• **What you will do**
Tally how many lines hold the string "Scroll". Your reply should be that number alone.

• **Material for this task**

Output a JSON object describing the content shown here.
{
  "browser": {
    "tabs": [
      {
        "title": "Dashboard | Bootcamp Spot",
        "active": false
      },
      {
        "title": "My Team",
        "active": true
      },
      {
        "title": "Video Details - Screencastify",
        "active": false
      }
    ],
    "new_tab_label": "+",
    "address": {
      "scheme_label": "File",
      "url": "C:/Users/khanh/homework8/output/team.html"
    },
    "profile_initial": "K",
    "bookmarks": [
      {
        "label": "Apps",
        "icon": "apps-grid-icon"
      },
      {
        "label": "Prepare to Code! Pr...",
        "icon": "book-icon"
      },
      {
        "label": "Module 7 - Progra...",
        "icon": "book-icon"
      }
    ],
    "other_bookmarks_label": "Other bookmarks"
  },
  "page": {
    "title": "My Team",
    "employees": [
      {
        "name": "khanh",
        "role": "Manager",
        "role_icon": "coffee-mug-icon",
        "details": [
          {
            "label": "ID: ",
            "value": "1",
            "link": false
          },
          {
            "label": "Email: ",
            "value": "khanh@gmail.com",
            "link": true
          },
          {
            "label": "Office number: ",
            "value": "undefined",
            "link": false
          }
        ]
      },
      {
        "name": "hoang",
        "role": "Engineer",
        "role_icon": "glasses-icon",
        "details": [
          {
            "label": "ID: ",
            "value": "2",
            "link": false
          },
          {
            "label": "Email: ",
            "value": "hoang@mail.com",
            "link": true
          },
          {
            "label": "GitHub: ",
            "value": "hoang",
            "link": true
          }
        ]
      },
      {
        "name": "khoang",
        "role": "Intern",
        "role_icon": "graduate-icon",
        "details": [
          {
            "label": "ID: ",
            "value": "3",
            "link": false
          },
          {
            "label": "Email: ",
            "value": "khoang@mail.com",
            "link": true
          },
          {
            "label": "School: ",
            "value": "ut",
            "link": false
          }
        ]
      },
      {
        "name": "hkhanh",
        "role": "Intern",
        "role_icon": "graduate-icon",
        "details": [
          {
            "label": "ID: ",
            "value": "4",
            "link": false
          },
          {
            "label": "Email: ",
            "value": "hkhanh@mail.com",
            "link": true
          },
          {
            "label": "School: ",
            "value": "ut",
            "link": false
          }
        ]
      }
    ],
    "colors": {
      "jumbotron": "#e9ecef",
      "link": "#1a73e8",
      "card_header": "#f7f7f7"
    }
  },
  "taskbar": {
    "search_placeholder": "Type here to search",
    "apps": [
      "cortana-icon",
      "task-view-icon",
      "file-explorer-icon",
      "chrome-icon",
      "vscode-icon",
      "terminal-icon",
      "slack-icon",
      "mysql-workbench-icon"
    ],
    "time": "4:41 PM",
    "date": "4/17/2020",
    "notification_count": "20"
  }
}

---

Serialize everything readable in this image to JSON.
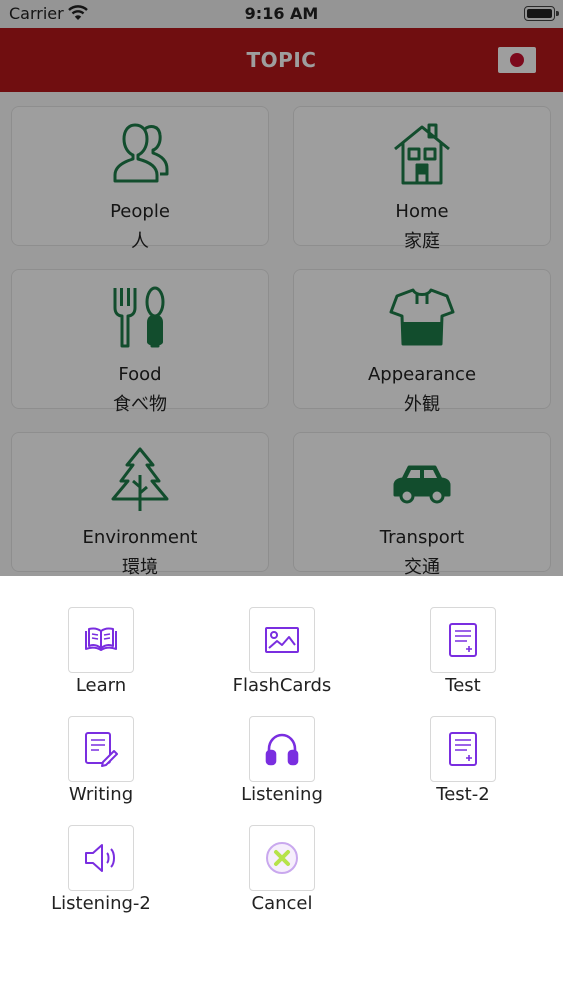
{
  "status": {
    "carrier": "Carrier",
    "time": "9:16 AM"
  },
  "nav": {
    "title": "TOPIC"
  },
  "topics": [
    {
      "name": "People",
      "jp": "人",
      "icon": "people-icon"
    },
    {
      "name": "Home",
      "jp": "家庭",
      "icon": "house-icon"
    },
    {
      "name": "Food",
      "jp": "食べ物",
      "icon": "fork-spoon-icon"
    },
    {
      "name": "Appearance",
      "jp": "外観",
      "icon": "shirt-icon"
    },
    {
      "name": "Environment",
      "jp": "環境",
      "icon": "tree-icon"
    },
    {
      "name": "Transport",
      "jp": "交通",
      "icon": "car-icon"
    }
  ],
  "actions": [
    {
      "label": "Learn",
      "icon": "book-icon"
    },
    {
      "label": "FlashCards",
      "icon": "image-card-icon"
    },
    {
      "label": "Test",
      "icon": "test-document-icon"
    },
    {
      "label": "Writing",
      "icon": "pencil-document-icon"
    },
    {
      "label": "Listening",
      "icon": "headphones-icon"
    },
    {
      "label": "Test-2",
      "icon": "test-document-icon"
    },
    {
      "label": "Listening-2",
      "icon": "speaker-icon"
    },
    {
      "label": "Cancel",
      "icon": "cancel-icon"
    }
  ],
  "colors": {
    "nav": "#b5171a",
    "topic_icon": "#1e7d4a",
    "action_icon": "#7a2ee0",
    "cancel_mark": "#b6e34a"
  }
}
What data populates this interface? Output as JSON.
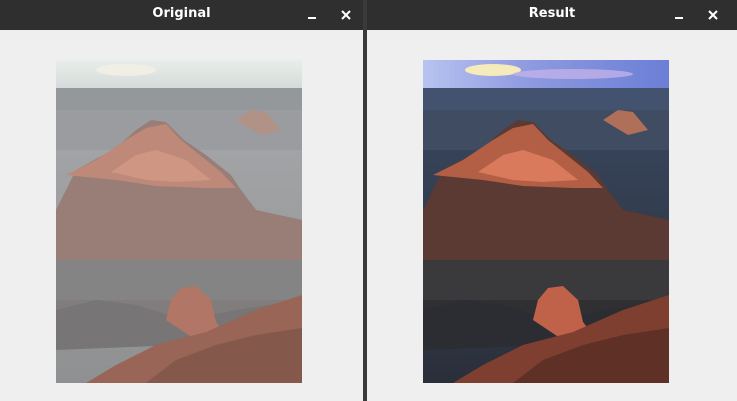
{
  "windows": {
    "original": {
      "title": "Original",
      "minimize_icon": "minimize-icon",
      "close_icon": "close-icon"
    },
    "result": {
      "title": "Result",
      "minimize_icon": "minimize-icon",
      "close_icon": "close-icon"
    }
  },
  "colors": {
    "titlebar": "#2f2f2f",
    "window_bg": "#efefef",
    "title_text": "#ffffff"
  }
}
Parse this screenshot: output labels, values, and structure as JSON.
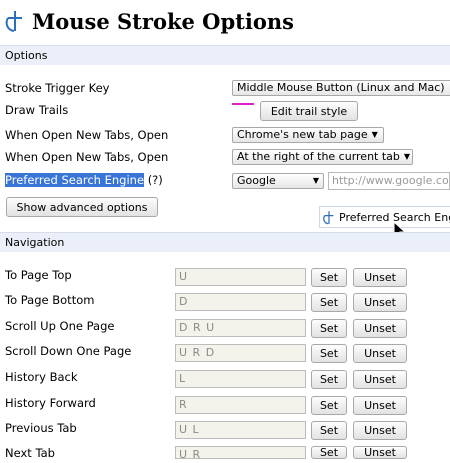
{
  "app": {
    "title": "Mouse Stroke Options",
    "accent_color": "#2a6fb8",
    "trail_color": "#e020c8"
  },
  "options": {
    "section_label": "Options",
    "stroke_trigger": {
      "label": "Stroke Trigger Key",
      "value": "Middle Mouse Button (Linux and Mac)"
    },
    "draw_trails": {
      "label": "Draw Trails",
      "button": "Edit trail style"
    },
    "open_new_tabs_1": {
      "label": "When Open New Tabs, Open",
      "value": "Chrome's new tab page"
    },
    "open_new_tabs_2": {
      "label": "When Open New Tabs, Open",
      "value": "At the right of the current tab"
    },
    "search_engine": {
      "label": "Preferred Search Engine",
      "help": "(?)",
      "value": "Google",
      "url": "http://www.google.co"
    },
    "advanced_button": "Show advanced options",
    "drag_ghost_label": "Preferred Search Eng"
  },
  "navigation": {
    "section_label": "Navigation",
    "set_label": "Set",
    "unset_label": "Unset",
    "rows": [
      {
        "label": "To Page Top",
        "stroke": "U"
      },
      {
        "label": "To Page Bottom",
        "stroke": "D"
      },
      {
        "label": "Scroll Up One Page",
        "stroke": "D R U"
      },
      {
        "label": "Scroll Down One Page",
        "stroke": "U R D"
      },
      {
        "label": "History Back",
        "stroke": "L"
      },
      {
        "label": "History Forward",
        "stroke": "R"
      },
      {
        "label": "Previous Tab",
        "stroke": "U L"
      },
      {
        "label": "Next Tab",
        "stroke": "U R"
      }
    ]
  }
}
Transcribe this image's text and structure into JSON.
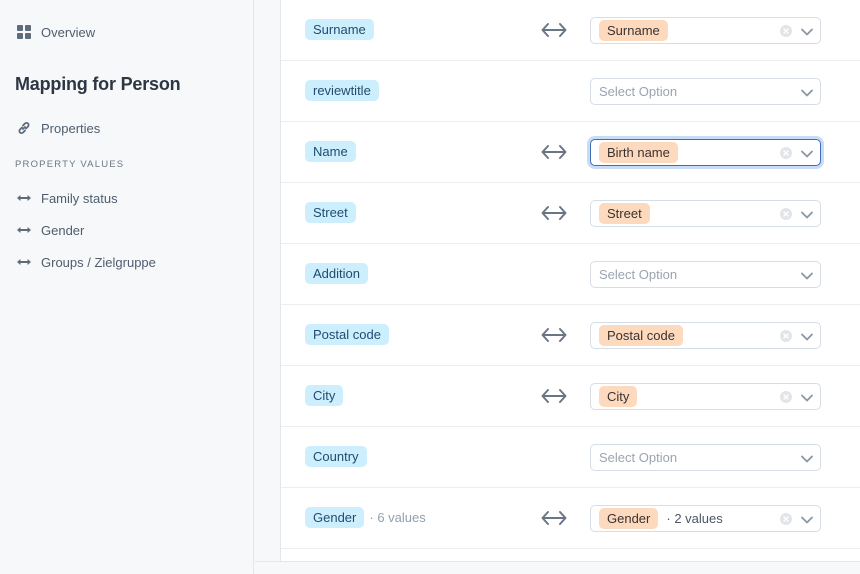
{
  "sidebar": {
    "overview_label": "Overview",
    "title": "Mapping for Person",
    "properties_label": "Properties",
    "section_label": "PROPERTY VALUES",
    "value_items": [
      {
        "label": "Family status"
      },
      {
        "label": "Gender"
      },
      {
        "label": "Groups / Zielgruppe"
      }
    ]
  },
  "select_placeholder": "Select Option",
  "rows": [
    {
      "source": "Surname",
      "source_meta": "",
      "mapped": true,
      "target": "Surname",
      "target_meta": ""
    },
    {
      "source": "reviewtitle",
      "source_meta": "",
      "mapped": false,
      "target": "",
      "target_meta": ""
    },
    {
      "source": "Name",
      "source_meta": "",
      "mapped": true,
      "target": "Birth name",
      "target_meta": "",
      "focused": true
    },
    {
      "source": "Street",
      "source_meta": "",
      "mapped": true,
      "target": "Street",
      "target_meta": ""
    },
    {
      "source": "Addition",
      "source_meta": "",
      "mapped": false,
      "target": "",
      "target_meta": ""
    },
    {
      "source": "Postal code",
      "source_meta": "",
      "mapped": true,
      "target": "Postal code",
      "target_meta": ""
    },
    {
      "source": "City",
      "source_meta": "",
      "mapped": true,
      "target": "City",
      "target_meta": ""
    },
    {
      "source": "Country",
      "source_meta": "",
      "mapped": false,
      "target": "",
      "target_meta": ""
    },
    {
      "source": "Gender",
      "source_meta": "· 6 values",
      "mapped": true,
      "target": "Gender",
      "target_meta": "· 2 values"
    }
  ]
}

• **Result of the task**
2